Data excerpts
* * * * * * * * *

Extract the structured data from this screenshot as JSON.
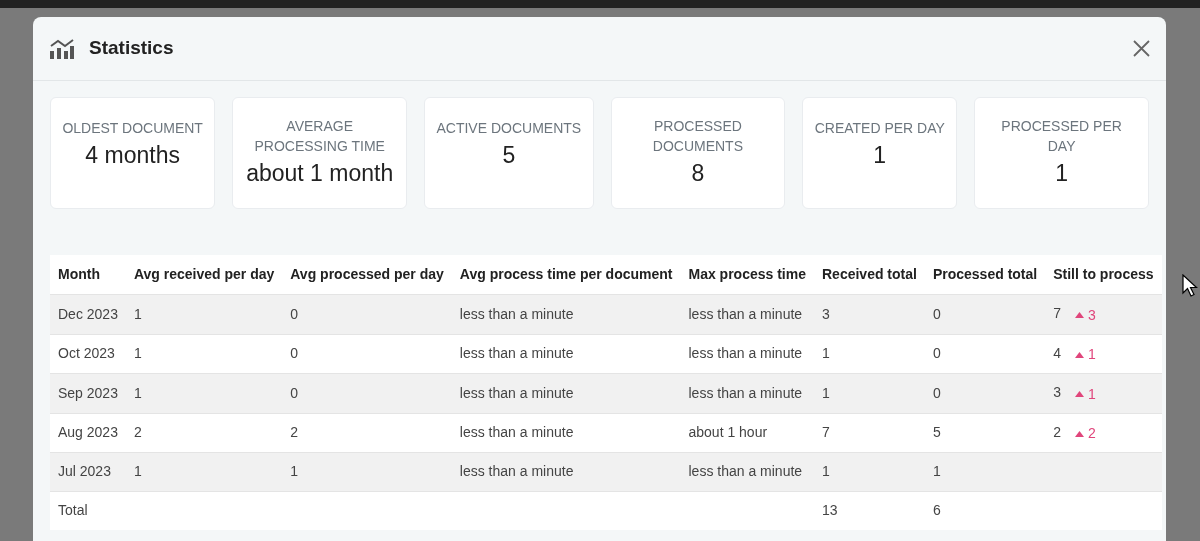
{
  "modal": {
    "title": "Statistics"
  },
  "stats": [
    {
      "label": "OLDEST DOCUMENT",
      "value": "4 months"
    },
    {
      "label": "AVERAGE PROCESSING TIME",
      "value": "about 1 month"
    },
    {
      "label": "ACTIVE DOCUMENTS",
      "value": "5"
    },
    {
      "label": "PROCESSED DOCUMENTS",
      "value": "8"
    },
    {
      "label": "CREATED PER DAY",
      "value": "1"
    },
    {
      "label": "PROCESSED PER DAY",
      "value": "1"
    }
  ],
  "table": {
    "columns": [
      "Month",
      "Avg received per day",
      "Avg processed per day",
      "Avg process time per document",
      "Max process time",
      "Received total",
      "Processed total",
      "Still to process"
    ],
    "rows": [
      {
        "cells": [
          "Dec 2023",
          "1",
          "0",
          "less than a minute",
          "less than a minute",
          "3",
          "0",
          "7"
        ],
        "change": {
          "kind": "up",
          "text": "3"
        }
      },
      {
        "cells": [
          "Oct 2023",
          "1",
          "0",
          "less than a minute",
          "less than a minute",
          "1",
          "0",
          "4"
        ],
        "change": {
          "kind": "up",
          "text": "1"
        }
      },
      {
        "cells": [
          "Sep 2023",
          "1",
          "0",
          "less than a minute",
          "less than a minute",
          "1",
          "0",
          "3"
        ],
        "change": {
          "kind": "up",
          "text": "1"
        }
      },
      {
        "cells": [
          "Aug 2023",
          "2",
          "2",
          "less than a minute",
          "about 1 hour",
          "7",
          "5",
          "2"
        ],
        "change": {
          "kind": "up",
          "text": "2"
        }
      },
      {
        "cells": [
          "Jul 2023",
          "1",
          "1",
          "less than a minute",
          "less than a minute",
          "1",
          "1",
          ""
        ]
      }
    ],
    "total": {
      "cells": [
        "Total",
        "",
        "",
        "",
        "",
        "13",
        "6",
        ""
      ]
    }
  }
}
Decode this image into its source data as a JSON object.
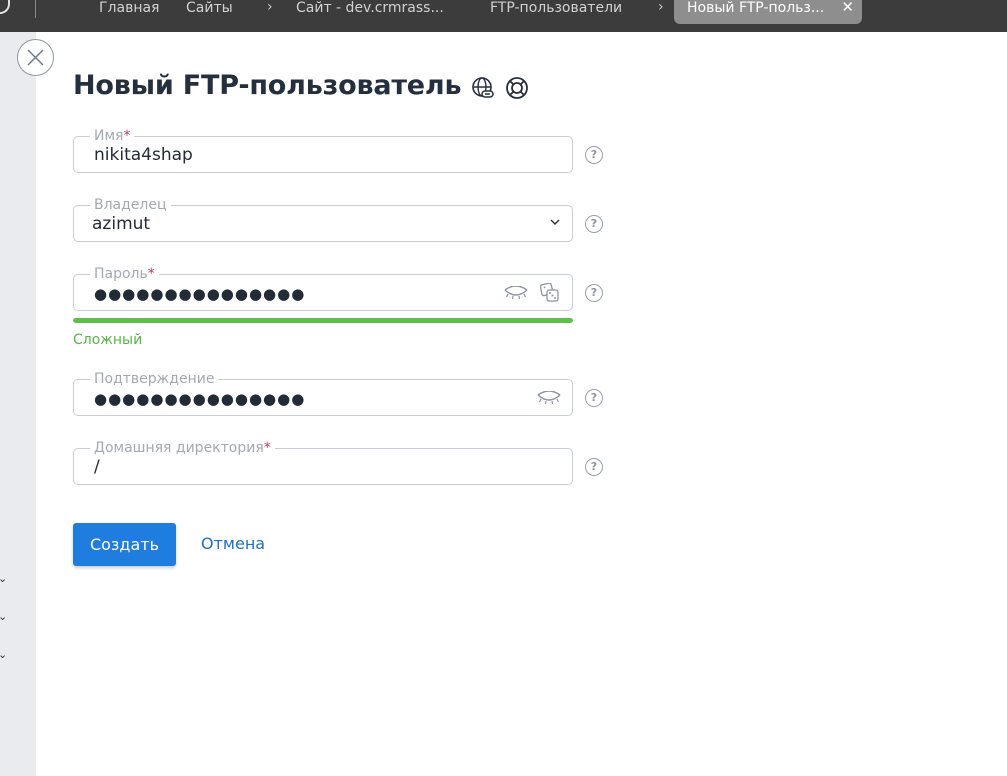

* * * * * * * * *

* **Exercise**: Give every line back word for word and leave the pictures out.

* **Task output**:
Extract the structured data from this screenshot as JSON.
{
  "modal": {
    "title": "Statistics"
  },
  "stats": [
    {
      "label": "OLDEST DOCUMENT",
      "value": "4 months"
    },
    {
      "label": "AVERAGE PROCESSING TIME",
      "value": "about 1 month"
    },
    {
      "label": "ACTIVE DOCUMENTS",
      "value": "5"
    },
    {
      "label": "PROCESSED DOCUMENTS",
      "value": "8"
    },
    {
      "label": "CREATED PER DAY",
      "value": "1"
    },
    {
      "label": "PROCESSED PER DAY",
      "value": "1"
    }
  ],
  "table": {
    "columns": [
      "Month",
      "Avg received per day",
      "Avg processed per day",
      "Avg process time per document",
      "Max process time",
      "Received total",
      "Processed total",
      "Still to process"
    ],
    "rows": [
      {
        "cells": [
          "Dec 2023",
          "1",
          "0",
          "less than a minute",
          "less than a minute",
          "3",
          "0",
          "7"
        ],
        "change": {
          "kind": "up",
          "text": "3"
        }
      },
      {
        "cells": [
          "Oct 2023",
          "1",
          "0",
          "less than a minute",
          "less than a minute",
          "1",
          "0",
          "4"
        ],
        "change": {
          "kind": "up",
          "text": "1"
        }
      },
      {
        "cells": [
          "Sep 2023",
          "1",
          "0",
          "less than a minute",
          "less than a minute",
          "1",
          "0",
          "3"
        ],
        "change": {
          "kind": "up",
          "text": "1"
        }
      },
      {
        "cells": [
          "Aug 2023",
          "2",
          "2",
          "less than a minute",
          "about 1 hour",
          "7",
          "5",
          "2"
        ],
        "change": {
          "kind": "up",
          "text": "2"
        }
      },
      {
        "cells": [
          "Jul 2023",
          "1",
          "1",
          "less than a minute",
          "less than a minute",
          "1",
          "1",
          ""
        ]
      }
    ],
    "total": {
      "cells": [
        "Total",
        "",
        "",
        "",
        "",
        "13",
        "6",
        ""
      ]
    }
  }
}
Decode this image into its source data as a JSON object.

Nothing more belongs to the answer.